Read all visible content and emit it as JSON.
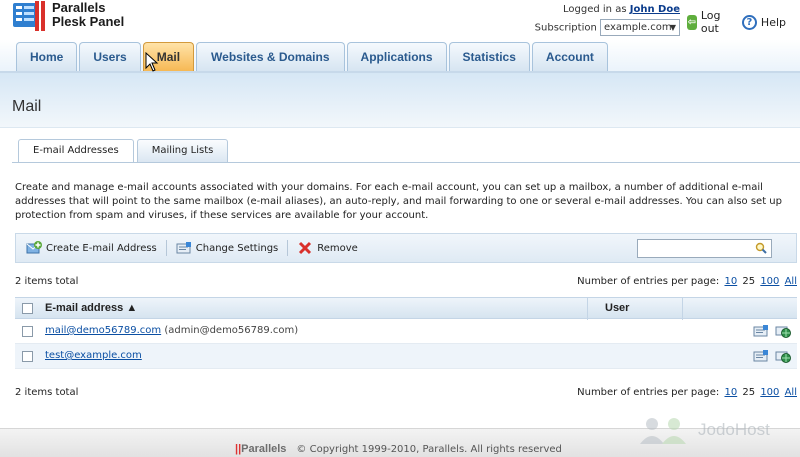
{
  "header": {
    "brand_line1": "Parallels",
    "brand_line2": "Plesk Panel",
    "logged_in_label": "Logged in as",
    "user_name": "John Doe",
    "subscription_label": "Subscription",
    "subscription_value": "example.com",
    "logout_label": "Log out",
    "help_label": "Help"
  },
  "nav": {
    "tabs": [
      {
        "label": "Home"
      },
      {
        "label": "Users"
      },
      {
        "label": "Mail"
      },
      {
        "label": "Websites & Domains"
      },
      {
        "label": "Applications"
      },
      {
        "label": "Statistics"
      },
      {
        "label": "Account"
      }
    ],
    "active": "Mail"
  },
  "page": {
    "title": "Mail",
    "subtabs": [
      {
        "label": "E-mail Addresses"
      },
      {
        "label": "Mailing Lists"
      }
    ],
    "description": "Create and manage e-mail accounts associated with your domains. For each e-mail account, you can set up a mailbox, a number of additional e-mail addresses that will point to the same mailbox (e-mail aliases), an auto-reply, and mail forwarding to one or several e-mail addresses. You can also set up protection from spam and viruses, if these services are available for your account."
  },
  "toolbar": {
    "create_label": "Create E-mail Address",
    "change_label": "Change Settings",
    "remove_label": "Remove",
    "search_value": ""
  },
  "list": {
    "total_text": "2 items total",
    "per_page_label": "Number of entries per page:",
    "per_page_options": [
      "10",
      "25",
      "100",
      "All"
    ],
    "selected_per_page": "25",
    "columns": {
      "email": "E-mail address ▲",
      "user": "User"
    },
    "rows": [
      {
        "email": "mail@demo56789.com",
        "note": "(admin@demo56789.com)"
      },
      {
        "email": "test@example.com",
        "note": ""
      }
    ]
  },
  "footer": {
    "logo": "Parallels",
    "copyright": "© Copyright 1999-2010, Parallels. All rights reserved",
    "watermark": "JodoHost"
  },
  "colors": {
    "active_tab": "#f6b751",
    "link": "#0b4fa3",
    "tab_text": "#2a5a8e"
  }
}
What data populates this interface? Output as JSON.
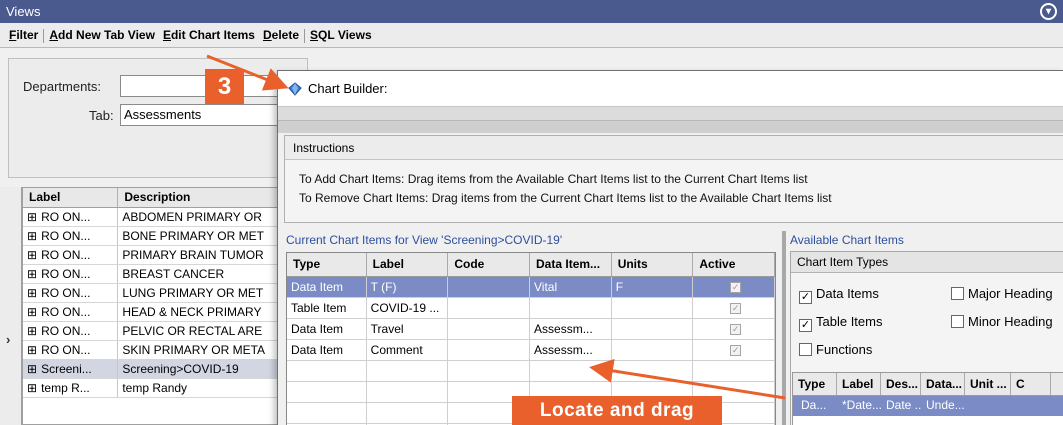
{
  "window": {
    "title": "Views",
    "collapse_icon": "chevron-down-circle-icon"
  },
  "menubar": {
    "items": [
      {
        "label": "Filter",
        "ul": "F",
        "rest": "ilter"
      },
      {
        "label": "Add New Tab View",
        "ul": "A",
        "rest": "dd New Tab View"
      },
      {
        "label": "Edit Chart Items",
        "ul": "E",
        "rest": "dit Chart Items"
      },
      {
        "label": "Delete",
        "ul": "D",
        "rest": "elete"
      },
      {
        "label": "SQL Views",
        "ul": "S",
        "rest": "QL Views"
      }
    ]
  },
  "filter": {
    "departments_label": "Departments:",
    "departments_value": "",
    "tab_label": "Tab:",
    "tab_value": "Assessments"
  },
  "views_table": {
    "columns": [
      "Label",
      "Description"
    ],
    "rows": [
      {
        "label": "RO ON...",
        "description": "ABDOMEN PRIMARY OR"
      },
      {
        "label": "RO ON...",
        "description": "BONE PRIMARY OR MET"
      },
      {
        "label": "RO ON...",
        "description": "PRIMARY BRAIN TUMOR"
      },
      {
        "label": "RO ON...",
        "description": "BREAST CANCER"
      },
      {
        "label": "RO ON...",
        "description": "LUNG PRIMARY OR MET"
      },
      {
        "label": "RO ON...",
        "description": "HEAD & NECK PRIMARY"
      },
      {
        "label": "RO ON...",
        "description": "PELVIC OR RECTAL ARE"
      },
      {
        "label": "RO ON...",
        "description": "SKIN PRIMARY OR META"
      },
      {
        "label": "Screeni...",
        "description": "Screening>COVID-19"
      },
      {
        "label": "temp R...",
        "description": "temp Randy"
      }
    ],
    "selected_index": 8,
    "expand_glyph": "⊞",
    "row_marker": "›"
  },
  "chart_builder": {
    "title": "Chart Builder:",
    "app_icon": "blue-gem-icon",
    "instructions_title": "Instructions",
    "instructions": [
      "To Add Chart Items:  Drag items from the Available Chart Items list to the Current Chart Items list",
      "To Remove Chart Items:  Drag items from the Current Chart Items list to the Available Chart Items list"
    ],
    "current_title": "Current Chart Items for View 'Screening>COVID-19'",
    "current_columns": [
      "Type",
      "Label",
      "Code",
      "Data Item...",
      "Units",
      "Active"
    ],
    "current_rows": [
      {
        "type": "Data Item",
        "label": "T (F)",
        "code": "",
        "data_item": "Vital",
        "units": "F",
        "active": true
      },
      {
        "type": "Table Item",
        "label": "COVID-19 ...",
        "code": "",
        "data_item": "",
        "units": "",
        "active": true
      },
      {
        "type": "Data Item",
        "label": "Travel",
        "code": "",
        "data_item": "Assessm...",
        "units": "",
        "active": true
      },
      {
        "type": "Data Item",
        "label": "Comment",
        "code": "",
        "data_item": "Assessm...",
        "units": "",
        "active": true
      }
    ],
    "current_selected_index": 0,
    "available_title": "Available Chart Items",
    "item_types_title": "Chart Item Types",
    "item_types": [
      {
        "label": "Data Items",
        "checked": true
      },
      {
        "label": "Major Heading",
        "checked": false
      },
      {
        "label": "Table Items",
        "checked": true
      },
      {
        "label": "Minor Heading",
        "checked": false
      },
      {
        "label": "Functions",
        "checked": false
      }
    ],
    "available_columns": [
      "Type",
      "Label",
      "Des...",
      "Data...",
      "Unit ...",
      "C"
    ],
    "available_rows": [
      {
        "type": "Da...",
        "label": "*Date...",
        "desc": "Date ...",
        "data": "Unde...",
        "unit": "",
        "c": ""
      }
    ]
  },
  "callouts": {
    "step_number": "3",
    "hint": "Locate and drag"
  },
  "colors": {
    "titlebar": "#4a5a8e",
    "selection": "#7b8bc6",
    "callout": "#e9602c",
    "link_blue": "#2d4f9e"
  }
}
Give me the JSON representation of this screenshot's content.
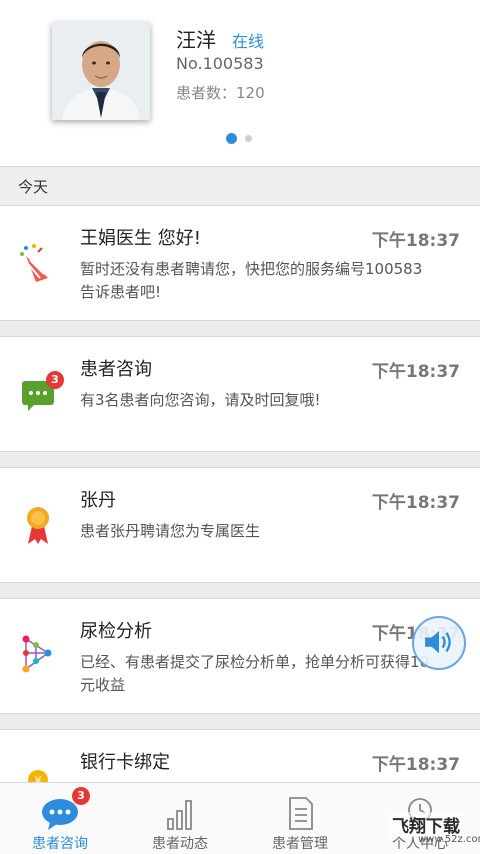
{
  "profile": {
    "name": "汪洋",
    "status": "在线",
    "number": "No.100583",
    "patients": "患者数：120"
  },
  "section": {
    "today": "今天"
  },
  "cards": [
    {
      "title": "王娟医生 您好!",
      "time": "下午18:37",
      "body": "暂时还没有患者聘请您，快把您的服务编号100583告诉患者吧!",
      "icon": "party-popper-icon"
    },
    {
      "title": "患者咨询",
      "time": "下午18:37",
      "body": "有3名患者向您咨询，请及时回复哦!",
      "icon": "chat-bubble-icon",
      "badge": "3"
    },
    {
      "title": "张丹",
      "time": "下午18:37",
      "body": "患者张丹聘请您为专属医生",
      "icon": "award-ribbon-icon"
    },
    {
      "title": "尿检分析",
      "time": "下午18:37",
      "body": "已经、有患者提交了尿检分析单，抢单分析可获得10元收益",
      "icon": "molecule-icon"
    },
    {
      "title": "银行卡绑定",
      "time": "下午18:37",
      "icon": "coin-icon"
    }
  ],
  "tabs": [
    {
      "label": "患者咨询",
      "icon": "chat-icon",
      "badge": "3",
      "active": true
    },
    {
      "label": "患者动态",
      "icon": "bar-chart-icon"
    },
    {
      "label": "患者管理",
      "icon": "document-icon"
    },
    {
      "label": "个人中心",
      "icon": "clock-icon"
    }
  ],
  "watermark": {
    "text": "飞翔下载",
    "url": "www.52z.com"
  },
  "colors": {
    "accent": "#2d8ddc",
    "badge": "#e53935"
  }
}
------
**What needs to be done**
Copy exactly the lines that run from the one containing "Give me the" to the last line of the records, both included, and leave out every picture.

**Exercise solution**
Give me the JSON representation of this screenshot's content.
{
  "profile": {
    "name": "汪洋",
    "status": "在线",
    "number": "No.100583",
    "patients": "患者数：120"
  },
  "section": {
    "today": "今天"
  },
  "cards": [
    {
      "title": "王娟医生 您好!",
      "time": "下午18:37",
      "body": "暂时还没有患者聘请您，快把您的服务编号100583告诉患者吧!",
      "icon": "party-popper-icon"
    },
    {
      "title": "患者咨询",
      "time": "下午18:37",
      "body": "有3名患者向您咨询，请及时回复哦!",
      "icon": "chat-bubble-icon",
      "badge": "3"
    },
    {
      "title": "张丹",
      "time": "下午18:37",
      "body": "患者张丹聘请您为专属医生",
      "icon": "award-ribbon-icon"
    },
    {
      "title": "尿检分析",
      "time": "下午18:37",
      "body": "已经、有患者提交了尿检分析单，抢单分析可获得10元收益",
      "icon": "molecule-icon"
    },
    {
      "title": "银行卡绑定",
      "time": "下午18:37",
      "icon": "coin-icon"
    }
  ],
  "tabs": [
    {
      "label": "患者咨询",
      "icon": "chat-icon",
      "badge": "3",
      "active": true
    },
    {
      "label": "患者动态",
      "icon": "bar-chart-icon"
    },
    {
      "label": "患者管理",
      "icon": "document-icon"
    },
    {
      "label": "个人中心",
      "icon": "clock-icon"
    }
  ],
  "watermark": {
    "text": "飞翔下载",
    "url": "www.52z.com"
  },
  "colors": {
    "accent": "#2d8ddc",
    "badge": "#e53935"
  }
}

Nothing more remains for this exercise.